* STATED TASK *
Extract the complete data exactly as given.

Figure data in JSON:
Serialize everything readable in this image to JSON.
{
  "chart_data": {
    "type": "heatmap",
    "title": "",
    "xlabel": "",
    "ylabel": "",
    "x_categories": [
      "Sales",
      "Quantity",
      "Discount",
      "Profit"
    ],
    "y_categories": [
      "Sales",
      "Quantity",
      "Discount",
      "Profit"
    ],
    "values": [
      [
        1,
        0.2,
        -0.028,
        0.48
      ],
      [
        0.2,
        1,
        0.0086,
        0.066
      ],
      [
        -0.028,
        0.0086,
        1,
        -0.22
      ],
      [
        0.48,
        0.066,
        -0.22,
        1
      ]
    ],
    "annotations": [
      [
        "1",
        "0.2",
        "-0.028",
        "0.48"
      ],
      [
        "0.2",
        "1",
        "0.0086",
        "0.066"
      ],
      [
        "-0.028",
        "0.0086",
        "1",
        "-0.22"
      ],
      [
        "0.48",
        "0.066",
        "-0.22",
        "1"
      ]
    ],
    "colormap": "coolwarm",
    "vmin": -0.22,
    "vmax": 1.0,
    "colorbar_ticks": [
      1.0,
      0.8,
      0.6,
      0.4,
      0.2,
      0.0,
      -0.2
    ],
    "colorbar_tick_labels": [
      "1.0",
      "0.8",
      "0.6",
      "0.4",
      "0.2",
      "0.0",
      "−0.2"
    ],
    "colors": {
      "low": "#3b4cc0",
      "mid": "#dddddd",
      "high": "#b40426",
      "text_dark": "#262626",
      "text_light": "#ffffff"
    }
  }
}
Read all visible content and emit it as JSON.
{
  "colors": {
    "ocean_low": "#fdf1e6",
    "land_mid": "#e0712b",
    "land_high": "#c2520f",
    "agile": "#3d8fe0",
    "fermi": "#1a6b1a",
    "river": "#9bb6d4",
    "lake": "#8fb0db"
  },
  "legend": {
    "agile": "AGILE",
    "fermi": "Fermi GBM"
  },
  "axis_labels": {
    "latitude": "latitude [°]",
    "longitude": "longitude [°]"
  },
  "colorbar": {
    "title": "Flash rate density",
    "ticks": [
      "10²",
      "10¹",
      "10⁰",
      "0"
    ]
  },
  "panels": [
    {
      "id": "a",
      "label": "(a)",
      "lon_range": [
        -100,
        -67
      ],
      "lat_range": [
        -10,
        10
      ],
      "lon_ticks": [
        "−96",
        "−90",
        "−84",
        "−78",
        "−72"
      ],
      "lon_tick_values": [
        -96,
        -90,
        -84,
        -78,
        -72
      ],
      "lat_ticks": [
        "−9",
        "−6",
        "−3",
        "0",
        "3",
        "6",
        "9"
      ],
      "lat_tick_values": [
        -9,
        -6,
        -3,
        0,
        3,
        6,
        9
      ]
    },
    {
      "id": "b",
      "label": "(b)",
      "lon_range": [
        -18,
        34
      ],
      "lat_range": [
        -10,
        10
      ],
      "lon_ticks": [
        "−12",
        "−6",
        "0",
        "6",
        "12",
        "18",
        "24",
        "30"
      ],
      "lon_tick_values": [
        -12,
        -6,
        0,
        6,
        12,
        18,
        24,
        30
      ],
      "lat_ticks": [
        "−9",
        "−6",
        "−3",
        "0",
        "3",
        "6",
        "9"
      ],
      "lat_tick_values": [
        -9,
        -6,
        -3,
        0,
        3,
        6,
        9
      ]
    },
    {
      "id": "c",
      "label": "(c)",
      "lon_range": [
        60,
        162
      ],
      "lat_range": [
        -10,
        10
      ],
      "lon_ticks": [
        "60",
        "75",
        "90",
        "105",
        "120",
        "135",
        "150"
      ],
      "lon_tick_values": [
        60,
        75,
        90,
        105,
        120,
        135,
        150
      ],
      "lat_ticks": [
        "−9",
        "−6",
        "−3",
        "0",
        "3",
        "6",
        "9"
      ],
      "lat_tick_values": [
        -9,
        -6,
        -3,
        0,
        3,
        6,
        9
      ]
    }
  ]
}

* THE REPLY *
Serialize everything readable in this image to JSON.
{
  "chart_data": {
    "type": "heatmap",
    "title": "",
    "xlabel": "",
    "ylabel": "",
    "x_categories": [
      "Sales",
      "Quantity",
      "Discount",
      "Profit"
    ],
    "y_categories": [
      "Sales",
      "Quantity",
      "Discount",
      "Profit"
    ],
    "values": [
      [
        1,
        0.2,
        -0.028,
        0.48
      ],
      [
        0.2,
        1,
        0.0086,
        0.066
      ],
      [
        -0.028,
        0.0086,
        1,
        -0.22
      ],
      [
        0.48,
        0.066,
        -0.22,
        1
      ]
    ],
    "annotations": [
      [
        "1",
        "0.2",
        "-0.028",
        "0.48"
      ],
      [
        "0.2",
        "1",
        "0.0086",
        "0.066"
      ],
      [
        "-0.028",
        "0.0086",
        "1",
        "-0.22"
      ],
      [
        "0.48",
        "0.066",
        "-0.22",
        "1"
      ]
    ],
    "colormap": "coolwarm",
    "vmin": -0.22,
    "vmax": 1.0,
    "colorbar_ticks": [
      1.0,
      0.8,
      0.6,
      0.4,
      0.2,
      0.0,
      -0.2
    ],
    "colorbar_tick_labels": [
      "1.0",
      "0.8",
      "0.6",
      "0.4",
      "0.2",
      "0.0",
      "−0.2"
    ],
    "colors": {
      "low": "#3b4cc0",
      "mid": "#dddddd",
      "high": "#b40426",
      "text_dark": "#262626",
      "text_light": "#ffffff"
    }
  }
}
Read all visible content and emit it as JSON.
{
  "colors": {
    "ocean_low": "#fdf1e6",
    "land_mid": "#e0712b",
    "land_high": "#c2520f",
    "agile": "#3d8fe0",
    "fermi": "#1a6b1a",
    "river": "#9bb6d4",
    "lake": "#8fb0db"
  },
  "legend": {
    "agile": "AGILE",
    "fermi": "Fermi GBM"
  },
  "axis_labels": {
    "latitude": "latitude [°]",
    "longitude": "longitude [°]"
  },
  "colorbar": {
    "title": "Flash rate density",
    "ticks": [
      "10²",
      "10¹",
      "10⁰",
      "0"
    ]
  },
  "panels": [
    {
      "id": "a",
      "label": "(a)",
      "lon_range": [
        -100,
        -67
      ],
      "lat_range": [
        -10,
        10
      ],
      "lon_ticks": [
        "−96",
        "−90",
        "−84",
        "−78",
        "−72"
      ],
      "lon_tick_values": [
        -96,
        -90,
        -84,
        -78,
        -72
      ],
      "lat_ticks": [
        "−9",
        "−6",
        "−3",
        "0",
        "3",
        "6",
        "9"
      ],
      "lat_tick_values": [
        -9,
        -6,
        -3,
        0,
        3,
        6,
        9
      ]
    },
    {
      "id": "b",
      "label": "(b)",
      "lon_range": [
        -18,
        34
      ],
      "lat_range": [
        -10,
        10
      ],
      "lon_ticks": [
        "−12",
        "−6",
        "0",
        "6",
        "12",
        "18",
        "24",
        "30"
      ],
      "lon_tick_values": [
        -12,
        -6,
        0,
        6,
        12,
        18,
        24,
        30
      ],
      "lat_ticks": [
        "−9",
        "−6",
        "−3",
        "0",
        "3",
        "6",
        "9"
      ],
      "lat_tick_values": [
        -9,
        -6,
        -3,
        0,
        3,
        6,
        9
      ]
    },
    {
      "id": "c",
      "label": "(c)",
      "lon_range": [
        60,
        162
      ],
      "lat_range": [
        -10,
        10
      ],
      "lon_ticks": [
        "60",
        "75",
        "90",
        "105",
        "120",
        "135",
        "150"
      ],
      "lon_tick_values": [
        60,
        75,
        90,
        105,
        120,
        135,
        150
      ],
      "lat_ticks": [
        "−9",
        "−6",
        "−3",
        "0",
        "3",
        "6",
        "9"
      ],
      "lat_tick_values": [
        -9,
        -6,
        -3,
        0,
        3,
        6,
        9
      ]
    }
  ]
}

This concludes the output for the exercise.